> **Input data**
◆ ◆ ◆ ◆ ◆ ◆ ◆
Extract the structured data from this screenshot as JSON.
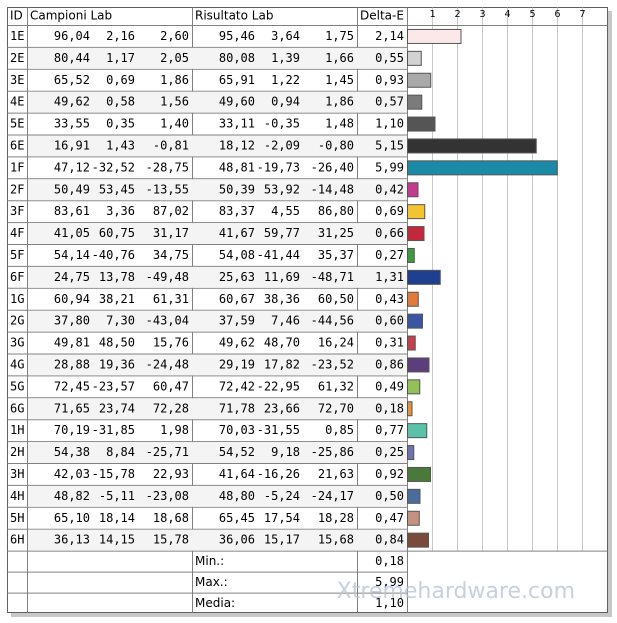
{
  "table": {
    "headers": {
      "id": "ID",
      "campioni": "Campioni Lab",
      "risultato": "Risultato Lab",
      "delta_e": "Delta-E"
    },
    "rows": [
      {
        "id": "1E",
        "campioni": [
          "96,04",
          "2,16",
          "2,60"
        ],
        "risultato": [
          "95,46",
          "3,64",
          "1,75"
        ],
        "delta_e": 2.14,
        "delta_e_label": "2,14",
        "color": "#fbe9ea"
      },
      {
        "id": "2E",
        "campioni": [
          "80,44",
          "1,17",
          "2,05"
        ],
        "risultato": [
          "80,08",
          "1,39",
          "1,66"
        ],
        "delta_e": 0.55,
        "delta_e_label": "0,55",
        "color": "#d2d2d2"
      },
      {
        "id": "3E",
        "campioni": [
          "65,52",
          "0,69",
          "1,86"
        ],
        "risultato": [
          "65,91",
          "1,22",
          "1,45"
        ],
        "delta_e": 0.93,
        "delta_e_label": "0,93",
        "color": "#a9a9a9"
      },
      {
        "id": "4E",
        "campioni": [
          "49,62",
          "0,58",
          "1,56"
        ],
        "risultato": [
          "49,60",
          "0,94",
          "1,86"
        ],
        "delta_e": 0.57,
        "delta_e_label": "0,57",
        "color": "#7b7b7b"
      },
      {
        "id": "5E",
        "campioni": [
          "33,55",
          "0,35",
          "1,40"
        ],
        "risultato": [
          "33,11",
          "-0,35",
          "1,48"
        ],
        "delta_e": 1.1,
        "delta_e_label": "1,10",
        "color": "#555555"
      },
      {
        "id": "6E",
        "campioni": [
          "16,91",
          "1,43",
          "-0,81"
        ],
        "risultato": [
          "18,12",
          "-2,09",
          "-0,80"
        ],
        "delta_e": 5.15,
        "delta_e_label": "5,15",
        "color": "#333333"
      },
      {
        "id": "1F",
        "campioni": [
          "47,12",
          "-32,52",
          "-28,75"
        ],
        "risultato": [
          "48,81",
          "-19,73",
          "-26,40"
        ],
        "delta_e": 5.99,
        "delta_e_label": "5,99",
        "color": "#1a8aa6"
      },
      {
        "id": "2F",
        "campioni": [
          "50,49",
          "53,45",
          "-13,55"
        ],
        "risultato": [
          "50,39",
          "53,92",
          "-14,48"
        ],
        "delta_e": 0.42,
        "delta_e_label": "0,42",
        "color": "#c23b8c"
      },
      {
        "id": "3F",
        "campioni": [
          "83,61",
          "3,36",
          "87,02"
        ],
        "risultato": [
          "83,37",
          "4,55",
          "86,80"
        ],
        "delta_e": 0.69,
        "delta_e_label": "0,69",
        "color": "#f2c431"
      },
      {
        "id": "4F",
        "campioni": [
          "41,05",
          "60,75",
          "31,17"
        ],
        "risultato": [
          "41,67",
          "59,77",
          "31,25"
        ],
        "delta_e": 0.66,
        "delta_e_label": "0,66",
        "color": "#c2283b"
      },
      {
        "id": "5F",
        "campioni": [
          "54,14",
          "-40,76",
          "34,75"
        ],
        "risultato": [
          "54,08",
          "-41,44",
          "35,37"
        ],
        "delta_e": 0.27,
        "delta_e_label": "0,27",
        "color": "#3d9a3e"
      },
      {
        "id": "6F",
        "campioni": [
          "24,75",
          "13,78",
          "-49,48"
        ],
        "risultato": [
          "25,63",
          "11,69",
          "-48,71"
        ],
        "delta_e": 1.31,
        "delta_e_label": "1,31",
        "color": "#1f3f8f"
      },
      {
        "id": "1G",
        "campioni": [
          "60,94",
          "38,21",
          "61,31"
        ],
        "risultato": [
          "60,67",
          "38,36",
          "60,50"
        ],
        "delta_e": 0.43,
        "delta_e_label": "0,43",
        "color": "#e27b3a"
      },
      {
        "id": "2G",
        "campioni": [
          "37,80",
          "7,30",
          "-43,04"
        ],
        "risultato": [
          "37,59",
          "7,46",
          "-44,56"
        ],
        "delta_e": 0.6,
        "delta_e_label": "0,60",
        "color": "#3a56a2"
      },
      {
        "id": "3G",
        "campioni": [
          "49,81",
          "48,50",
          "15,76"
        ],
        "risultato": [
          "49,62",
          "48,70",
          "16,24"
        ],
        "delta_e": 0.31,
        "delta_e_label": "0,31",
        "color": "#c3404c"
      },
      {
        "id": "4G",
        "campioni": [
          "28,88",
          "19,36",
          "-24,48"
        ],
        "risultato": [
          "29,19",
          "17,82",
          "-23,52"
        ],
        "delta_e": 0.86,
        "delta_e_label": "0,86",
        "color": "#5b3e7b"
      },
      {
        "id": "5G",
        "campioni": [
          "72,45",
          "-23,57",
          "60,47"
        ],
        "risultato": [
          "72,42",
          "-22,95",
          "61,32"
        ],
        "delta_e": 0.49,
        "delta_e_label": "0,49",
        "color": "#94c157"
      },
      {
        "id": "6G",
        "campioni": [
          "71,65",
          "23,74",
          "72,28"
        ],
        "risultato": [
          "71,78",
          "23,66",
          "72,70"
        ],
        "delta_e": 0.18,
        "delta_e_label": "0,18",
        "color": "#e3923f"
      },
      {
        "id": "1H",
        "campioni": [
          "70,19",
          "-31,85",
          "1,98"
        ],
        "risultato": [
          "70,03",
          "-31,55",
          "0,85"
        ],
        "delta_e": 0.77,
        "delta_e_label": "0,77",
        "color": "#5cc1a9"
      },
      {
        "id": "2H",
        "campioni": [
          "54,38",
          "8,84",
          "-25,71"
        ],
        "risultato": [
          "54,52",
          "9,18",
          "-25,86"
        ],
        "delta_e": 0.25,
        "delta_e_label": "0,25",
        "color": "#7070b2"
      },
      {
        "id": "3H",
        "campioni": [
          "42,03",
          "-15,78",
          "22,93"
        ],
        "risultato": [
          "41,64",
          "-16,26",
          "21,63"
        ],
        "delta_e": 0.92,
        "delta_e_label": "0,92",
        "color": "#4a7a3b"
      },
      {
        "id": "4H",
        "campioni": [
          "48,82",
          "-5,11",
          "-23,08"
        ],
        "risultato": [
          "48,80",
          "-5,24",
          "-24,17"
        ],
        "delta_e": 0.5,
        "delta_e_label": "0,50",
        "color": "#4b6b9b"
      },
      {
        "id": "5H",
        "campioni": [
          "65,10",
          "18,14",
          "18,68"
        ],
        "risultato": [
          "65,45",
          "17,54",
          "18,28"
        ],
        "delta_e": 0.47,
        "delta_e_label": "0,47",
        "color": "#c59181"
      },
      {
        "id": "6H",
        "campioni": [
          "36,13",
          "14,15",
          "15,78"
        ],
        "risultato": [
          "36,06",
          "15,17",
          "15,68"
        ],
        "delta_e": 0.84,
        "delta_e_label": "0,84",
        "color": "#7a4a3a"
      }
    ],
    "summary": [
      {
        "label": "Min.:",
        "value": 0.18,
        "value_label": "0,18"
      },
      {
        "label": "Max.:",
        "value": 5.99,
        "value_label": "5,99"
      },
      {
        "label": "Media:",
        "value": 1.1,
        "value_label": "1,10"
      }
    ]
  },
  "chart": {
    "xlim": [
      0,
      8
    ],
    "xticks": [
      1,
      2,
      3,
      4,
      5,
      6,
      7
    ]
  },
  "watermark": "Xtremehardware.com"
}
◆ ◆ ◆ ◆ ◆ ◆ ◆
> **Task prompt**
Every record above must be given again exactly; drop the pictures.

> **Problem solution**
Extract the structured data from this screenshot as JSON.
{
  "table": {
    "headers": {
      "id": "ID",
      "campioni": "Campioni Lab",
      "risultato": "Risultato Lab",
      "delta_e": "Delta-E"
    },
    "rows": [
      {
        "id": "1E",
        "campioni": [
          "96,04",
          "2,16",
          "2,60"
        ],
        "risultato": [
          "95,46",
          "3,64",
          "1,75"
        ],
        "delta_e": 2.14,
        "delta_e_label": "2,14",
        "color": "#fbe9ea"
      },
      {
        "id": "2E",
        "campioni": [
          "80,44",
          "1,17",
          "2,05"
        ],
        "risultato": [
          "80,08",
          "1,39",
          "1,66"
        ],
        "delta_e": 0.55,
        "delta_e_label": "0,55",
        "color": "#d2d2d2"
      },
      {
        "id": "3E",
        "campioni": [
          "65,52",
          "0,69",
          "1,86"
        ],
        "risultato": [
          "65,91",
          "1,22",
          "1,45"
        ],
        "delta_e": 0.93,
        "delta_e_label": "0,93",
        "color": "#a9a9a9"
      },
      {
        "id": "4E",
        "campioni": [
          "49,62",
          "0,58",
          "1,56"
        ],
        "risultato": [
          "49,60",
          "0,94",
          "1,86"
        ],
        "delta_e": 0.57,
        "delta_e_label": "0,57",
        "color": "#7b7b7b"
      },
      {
        "id": "5E",
        "campioni": [
          "33,55",
          "0,35",
          "1,40"
        ],
        "risultato": [
          "33,11",
          "-0,35",
          "1,48"
        ],
        "delta_e": 1.1,
        "delta_e_label": "1,10",
        "color": "#555555"
      },
      {
        "id": "6E",
        "campioni": [
          "16,91",
          "1,43",
          "-0,81"
        ],
        "risultato": [
          "18,12",
          "-2,09",
          "-0,80"
        ],
        "delta_e": 5.15,
        "delta_e_label": "5,15",
        "color": "#333333"
      },
      {
        "id": "1F",
        "campioni": [
          "47,12",
          "-32,52",
          "-28,75"
        ],
        "risultato": [
          "48,81",
          "-19,73",
          "-26,40"
        ],
        "delta_e": 5.99,
        "delta_e_label": "5,99",
        "color": "#1a8aa6"
      },
      {
        "id": "2F",
        "campioni": [
          "50,49",
          "53,45",
          "-13,55"
        ],
        "risultato": [
          "50,39",
          "53,92",
          "-14,48"
        ],
        "delta_e": 0.42,
        "delta_e_label": "0,42",
        "color": "#c23b8c"
      },
      {
        "id": "3F",
        "campioni": [
          "83,61",
          "3,36",
          "87,02"
        ],
        "risultato": [
          "83,37",
          "4,55",
          "86,80"
        ],
        "delta_e": 0.69,
        "delta_e_label": "0,69",
        "color": "#f2c431"
      },
      {
        "id": "4F",
        "campioni": [
          "41,05",
          "60,75",
          "31,17"
        ],
        "risultato": [
          "41,67",
          "59,77",
          "31,25"
        ],
        "delta_e": 0.66,
        "delta_e_label": "0,66",
        "color": "#c2283b"
      },
      {
        "id": "5F",
        "campioni": [
          "54,14",
          "-40,76",
          "34,75"
        ],
        "risultato": [
          "54,08",
          "-41,44",
          "35,37"
        ],
        "delta_e": 0.27,
        "delta_e_label": "0,27",
        "color": "#3d9a3e"
      },
      {
        "id": "6F",
        "campioni": [
          "24,75",
          "13,78",
          "-49,48"
        ],
        "risultato": [
          "25,63",
          "11,69",
          "-48,71"
        ],
        "delta_e": 1.31,
        "delta_e_label": "1,31",
        "color": "#1f3f8f"
      },
      {
        "id": "1G",
        "campioni": [
          "60,94",
          "38,21",
          "61,31"
        ],
        "risultato": [
          "60,67",
          "38,36",
          "60,50"
        ],
        "delta_e": 0.43,
        "delta_e_label": "0,43",
        "color": "#e27b3a"
      },
      {
        "id": "2G",
        "campioni": [
          "37,80",
          "7,30",
          "-43,04"
        ],
        "risultato": [
          "37,59",
          "7,46",
          "-44,56"
        ],
        "delta_e": 0.6,
        "delta_e_label": "0,60",
        "color": "#3a56a2"
      },
      {
        "id": "3G",
        "campioni": [
          "49,81",
          "48,50",
          "15,76"
        ],
        "risultato": [
          "49,62",
          "48,70",
          "16,24"
        ],
        "delta_e": 0.31,
        "delta_e_label": "0,31",
        "color": "#c3404c"
      },
      {
        "id": "4G",
        "campioni": [
          "28,88",
          "19,36",
          "-24,48"
        ],
        "risultato": [
          "29,19",
          "17,82",
          "-23,52"
        ],
        "delta_e": 0.86,
        "delta_e_label": "0,86",
        "color": "#5b3e7b"
      },
      {
        "id": "5G",
        "campioni": [
          "72,45",
          "-23,57",
          "60,47"
        ],
        "risultato": [
          "72,42",
          "-22,95",
          "61,32"
        ],
        "delta_e": 0.49,
        "delta_e_label": "0,49",
        "color": "#94c157"
      },
      {
        "id": "6G",
        "campioni": [
          "71,65",
          "23,74",
          "72,28"
        ],
        "risultato": [
          "71,78",
          "23,66",
          "72,70"
        ],
        "delta_e": 0.18,
        "delta_e_label": "0,18",
        "color": "#e3923f"
      },
      {
        "id": "1H",
        "campioni": [
          "70,19",
          "-31,85",
          "1,98"
        ],
        "risultato": [
          "70,03",
          "-31,55",
          "0,85"
        ],
        "delta_e": 0.77,
        "delta_e_label": "0,77",
        "color": "#5cc1a9"
      },
      {
        "id": "2H",
        "campioni": [
          "54,38",
          "8,84",
          "-25,71"
        ],
        "risultato": [
          "54,52",
          "9,18",
          "-25,86"
        ],
        "delta_e": 0.25,
        "delta_e_label": "0,25",
        "color": "#7070b2"
      },
      {
        "id": "3H",
        "campioni": [
          "42,03",
          "-15,78",
          "22,93"
        ],
        "risultato": [
          "41,64",
          "-16,26",
          "21,63"
        ],
        "delta_e": 0.92,
        "delta_e_label": "0,92",
        "color": "#4a7a3b"
      },
      {
        "id": "4H",
        "campioni": [
          "48,82",
          "-5,11",
          "-23,08"
        ],
        "risultato": [
          "48,80",
          "-5,24",
          "-24,17"
        ],
        "delta_e": 0.5,
        "delta_e_label": "0,50",
        "color": "#4b6b9b"
      },
      {
        "id": "5H",
        "campioni": [
          "65,10",
          "18,14",
          "18,68"
        ],
        "risultato": [
          "65,45",
          "17,54",
          "18,28"
        ],
        "delta_e": 0.47,
        "delta_e_label": "0,47",
        "color": "#c59181"
      },
      {
        "id": "6H",
        "campioni": [
          "36,13",
          "14,15",
          "15,78"
        ],
        "risultato": [
          "36,06",
          "15,17",
          "15,68"
        ],
        "delta_e": 0.84,
        "delta_e_label": "0,84",
        "color": "#7a4a3a"
      }
    ],
    "summary": [
      {
        "label": "Min.:",
        "value": 0.18,
        "value_label": "0,18"
      },
      {
        "label": "Max.:",
        "value": 5.99,
        "value_label": "5,99"
      },
      {
        "label": "Media:",
        "value": 1.1,
        "value_label": "1,10"
      }
    ]
  },
  "chart": {
    "xlim": [
      0,
      8
    ],
    "xticks": [
      1,
      2,
      3,
      4,
      5,
      6,
      7
    ]
  },
  "watermark": "Xtremehardware.com"
}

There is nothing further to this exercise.